[Structured figure records]

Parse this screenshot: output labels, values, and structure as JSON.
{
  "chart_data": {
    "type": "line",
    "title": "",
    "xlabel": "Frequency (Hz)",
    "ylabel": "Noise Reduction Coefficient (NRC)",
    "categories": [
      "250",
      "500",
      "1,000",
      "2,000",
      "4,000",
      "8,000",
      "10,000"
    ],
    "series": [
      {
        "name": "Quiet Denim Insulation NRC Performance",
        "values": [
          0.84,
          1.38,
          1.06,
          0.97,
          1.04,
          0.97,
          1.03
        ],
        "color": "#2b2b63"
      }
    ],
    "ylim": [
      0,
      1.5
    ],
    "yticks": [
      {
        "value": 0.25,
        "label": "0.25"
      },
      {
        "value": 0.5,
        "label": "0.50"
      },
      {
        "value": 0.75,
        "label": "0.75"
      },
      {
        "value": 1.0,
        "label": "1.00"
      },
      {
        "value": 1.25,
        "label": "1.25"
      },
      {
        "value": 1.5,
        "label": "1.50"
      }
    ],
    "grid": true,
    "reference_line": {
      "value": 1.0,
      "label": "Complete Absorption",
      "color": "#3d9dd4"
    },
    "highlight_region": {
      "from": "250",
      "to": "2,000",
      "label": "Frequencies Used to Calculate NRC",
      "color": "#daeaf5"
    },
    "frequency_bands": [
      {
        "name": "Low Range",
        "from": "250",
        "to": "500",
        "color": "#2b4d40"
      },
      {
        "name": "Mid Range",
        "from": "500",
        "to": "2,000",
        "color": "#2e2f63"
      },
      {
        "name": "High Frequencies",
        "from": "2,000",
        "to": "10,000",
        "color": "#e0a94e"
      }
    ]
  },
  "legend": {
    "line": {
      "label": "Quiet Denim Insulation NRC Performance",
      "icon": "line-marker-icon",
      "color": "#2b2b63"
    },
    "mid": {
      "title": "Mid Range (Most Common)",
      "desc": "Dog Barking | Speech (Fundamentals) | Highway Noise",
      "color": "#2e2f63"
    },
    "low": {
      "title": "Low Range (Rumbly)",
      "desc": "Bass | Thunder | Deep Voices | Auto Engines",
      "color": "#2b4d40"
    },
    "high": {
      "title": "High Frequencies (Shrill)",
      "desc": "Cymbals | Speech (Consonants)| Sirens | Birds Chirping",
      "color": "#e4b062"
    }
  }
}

Request:
Write out all records exactly, keeping every detail.

The solution:
Parse this screenshot: output labels, values, and structure as JSON.
{
  "chart_data": {
    "type": "line",
    "title": "",
    "xlabel": "Frequency (Hz)",
    "ylabel": "Noise Reduction Coefficient (NRC)",
    "categories": [
      "250",
      "500",
      "1,000",
      "2,000",
      "4,000",
      "8,000",
      "10,000"
    ],
    "series": [
      {
        "name": "Quiet Denim Insulation NRC Performance",
        "values": [
          0.84,
          1.38,
          1.06,
          0.97,
          1.04,
          0.97,
          1.03
        ],
        "color": "#2b2b63"
      }
    ],
    "ylim": [
      0,
      1.5
    ],
    "yticks": [
      {
        "value": 0.25,
        "label": "0.25"
      },
      {
        "value": 0.5,
        "label": "0.50"
      },
      {
        "value": 0.75,
        "label": "0.75"
      },
      {
        "value": 1.0,
        "label": "1.00"
      },
      {
        "value": 1.25,
        "label": "1.25"
      },
      {
        "value": 1.5,
        "label": "1.50"
      }
    ],
    "grid": true,
    "reference_line": {
      "value": 1.0,
      "label": "Complete Absorption",
      "color": "#3d9dd4"
    },
    "highlight_region": {
      "from": "250",
      "to": "2,000",
      "label": "Frequencies Used to Calculate NRC",
      "color": "#daeaf5"
    },
    "frequency_bands": [
      {
        "name": "Low Range",
        "from": "250",
        "to": "500",
        "color": "#2b4d40"
      },
      {
        "name": "Mid Range",
        "from": "500",
        "to": "2,000",
        "color": "#2e2f63"
      },
      {
        "name": "High Frequencies",
        "from": "2,000",
        "to": "10,000",
        "color": "#e0a94e"
      }
    ]
  },
  "legend": {
    "line": {
      "label": "Quiet Denim Insulation NRC Performance",
      "icon": "line-marker-icon",
      "color": "#2b2b63"
    },
    "mid": {
      "title": "Mid Range (Most Common)",
      "desc": "Dog Barking | Speech (Fundamentals) | Highway Noise",
      "color": "#2e2f63"
    },
    "low": {
      "title": "Low Range (Rumbly)",
      "desc": "Bass | Thunder | Deep Voices | Auto Engines",
      "color": "#2b4d40"
    },
    "high": {
      "title": "High Frequencies (Shrill)",
      "desc": "Cymbals | Speech (Consonants)| Sirens | Birds Chirping",
      "color": "#e4b062"
    }
  }
}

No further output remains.